=== What to do ===
Read the listing and extract each line that includes the word "已交税金".

## Start Material shown

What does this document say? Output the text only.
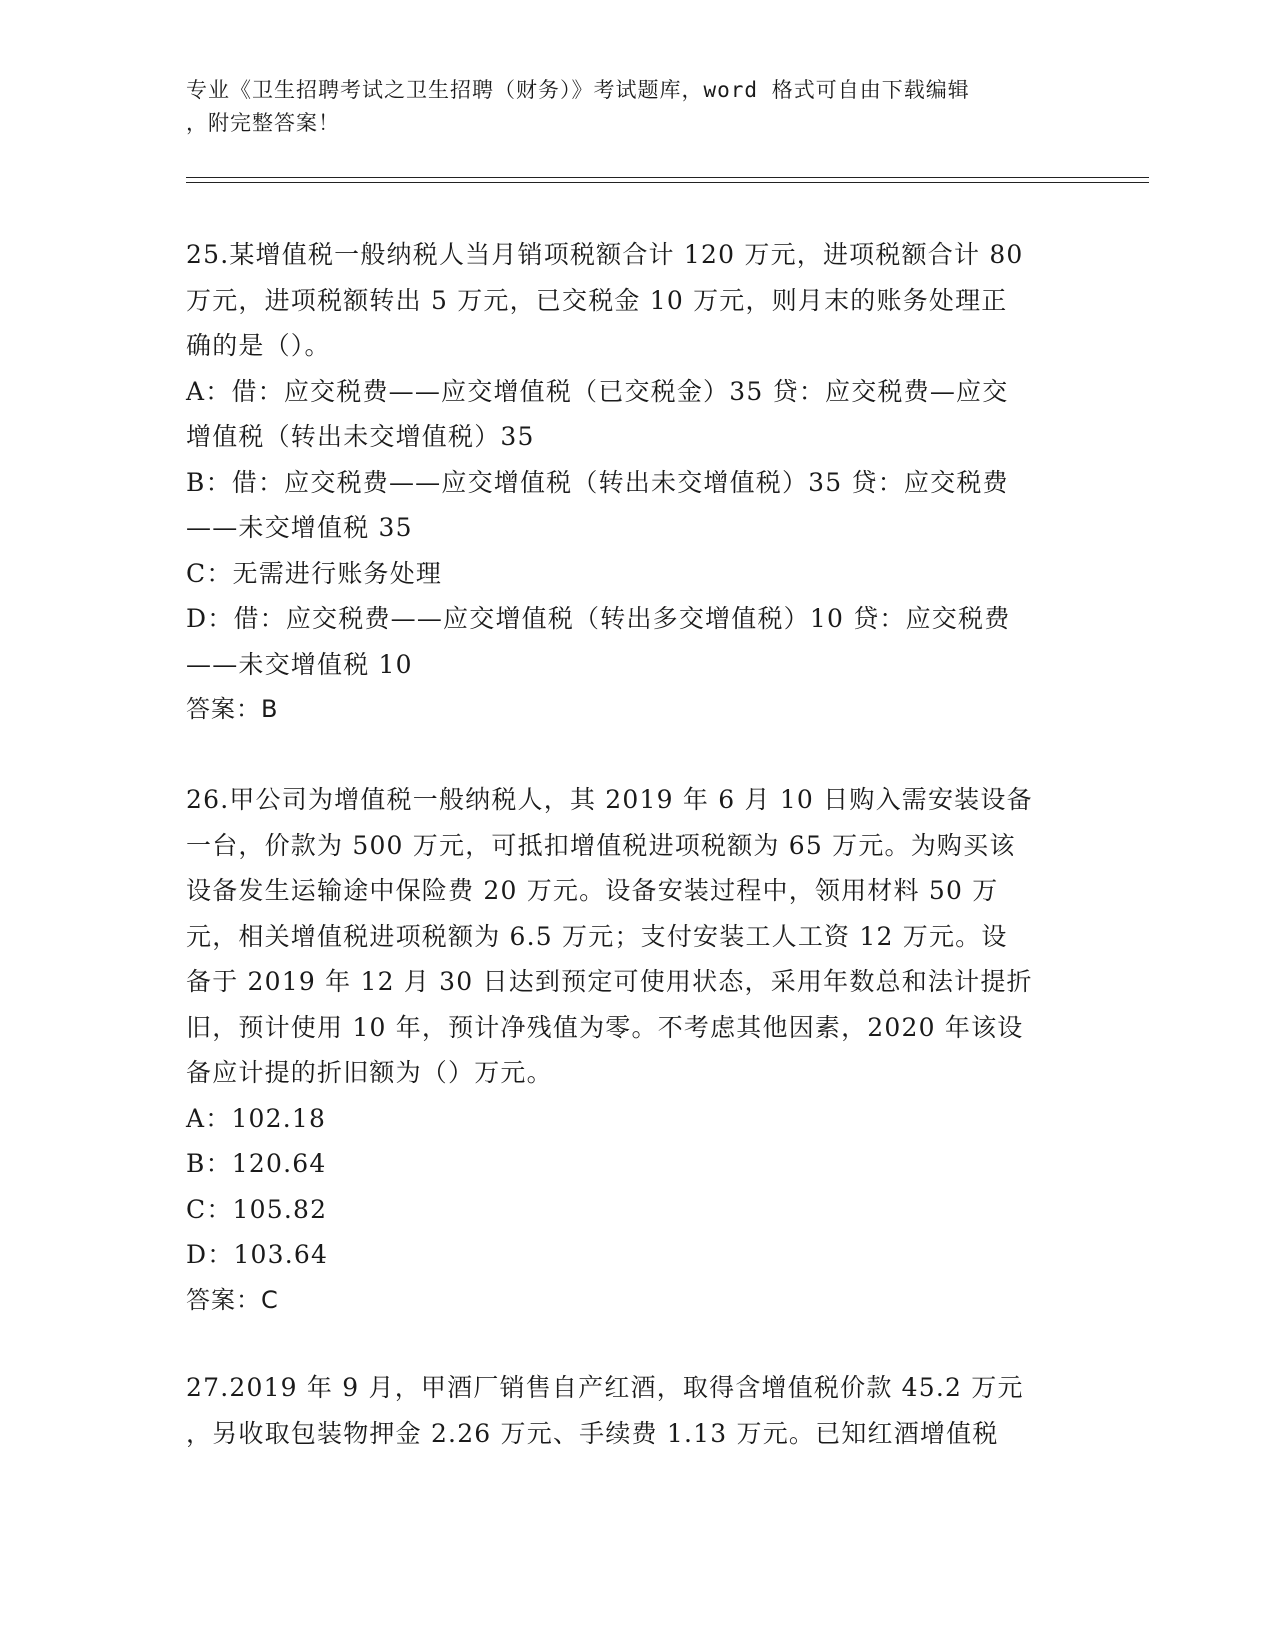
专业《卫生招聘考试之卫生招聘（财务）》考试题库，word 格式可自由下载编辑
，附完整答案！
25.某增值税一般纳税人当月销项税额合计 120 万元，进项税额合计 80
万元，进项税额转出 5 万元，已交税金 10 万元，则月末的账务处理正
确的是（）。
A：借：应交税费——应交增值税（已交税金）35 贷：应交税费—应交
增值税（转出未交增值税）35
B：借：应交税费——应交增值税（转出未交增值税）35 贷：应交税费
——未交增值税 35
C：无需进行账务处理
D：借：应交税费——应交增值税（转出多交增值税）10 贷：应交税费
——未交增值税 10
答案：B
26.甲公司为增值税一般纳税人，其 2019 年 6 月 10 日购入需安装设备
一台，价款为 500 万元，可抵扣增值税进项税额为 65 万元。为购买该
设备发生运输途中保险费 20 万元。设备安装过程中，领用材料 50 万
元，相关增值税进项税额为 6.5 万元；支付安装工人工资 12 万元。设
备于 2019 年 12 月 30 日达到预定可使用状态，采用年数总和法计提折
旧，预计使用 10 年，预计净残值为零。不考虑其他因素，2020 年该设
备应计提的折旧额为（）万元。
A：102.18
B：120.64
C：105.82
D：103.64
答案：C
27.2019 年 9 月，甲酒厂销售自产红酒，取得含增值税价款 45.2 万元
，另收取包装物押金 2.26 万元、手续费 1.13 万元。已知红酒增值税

## End Material shown
## Start Material shown

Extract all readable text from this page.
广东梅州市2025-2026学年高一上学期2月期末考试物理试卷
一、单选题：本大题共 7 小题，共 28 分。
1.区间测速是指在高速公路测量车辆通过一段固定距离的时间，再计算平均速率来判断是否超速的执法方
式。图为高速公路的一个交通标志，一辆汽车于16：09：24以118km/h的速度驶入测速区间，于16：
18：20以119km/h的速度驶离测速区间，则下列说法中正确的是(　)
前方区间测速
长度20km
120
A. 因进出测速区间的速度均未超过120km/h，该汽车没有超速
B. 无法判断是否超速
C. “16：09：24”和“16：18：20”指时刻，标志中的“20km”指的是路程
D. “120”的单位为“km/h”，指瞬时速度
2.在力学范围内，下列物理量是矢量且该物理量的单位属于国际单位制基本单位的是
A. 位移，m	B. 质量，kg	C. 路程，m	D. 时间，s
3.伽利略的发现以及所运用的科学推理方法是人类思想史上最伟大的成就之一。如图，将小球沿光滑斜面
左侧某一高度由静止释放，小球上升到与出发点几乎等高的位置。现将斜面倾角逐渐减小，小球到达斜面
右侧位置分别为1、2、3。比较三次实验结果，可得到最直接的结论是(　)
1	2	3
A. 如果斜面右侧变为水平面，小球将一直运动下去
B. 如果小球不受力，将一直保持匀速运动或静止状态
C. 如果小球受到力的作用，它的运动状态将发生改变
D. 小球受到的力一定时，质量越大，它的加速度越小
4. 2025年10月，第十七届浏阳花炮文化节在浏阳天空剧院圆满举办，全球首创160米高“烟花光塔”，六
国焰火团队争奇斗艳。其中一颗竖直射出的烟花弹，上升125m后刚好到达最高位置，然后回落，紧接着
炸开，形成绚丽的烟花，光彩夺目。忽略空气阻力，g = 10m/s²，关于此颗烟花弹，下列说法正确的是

## End Material shown

=== Solution to the problem ===
万元，进项税额转出 5 万元，已交税金 10 万元，则月末的账务处理正
A：借：应交税费——应交增值税（已交税金）35 贷：应交税费—应交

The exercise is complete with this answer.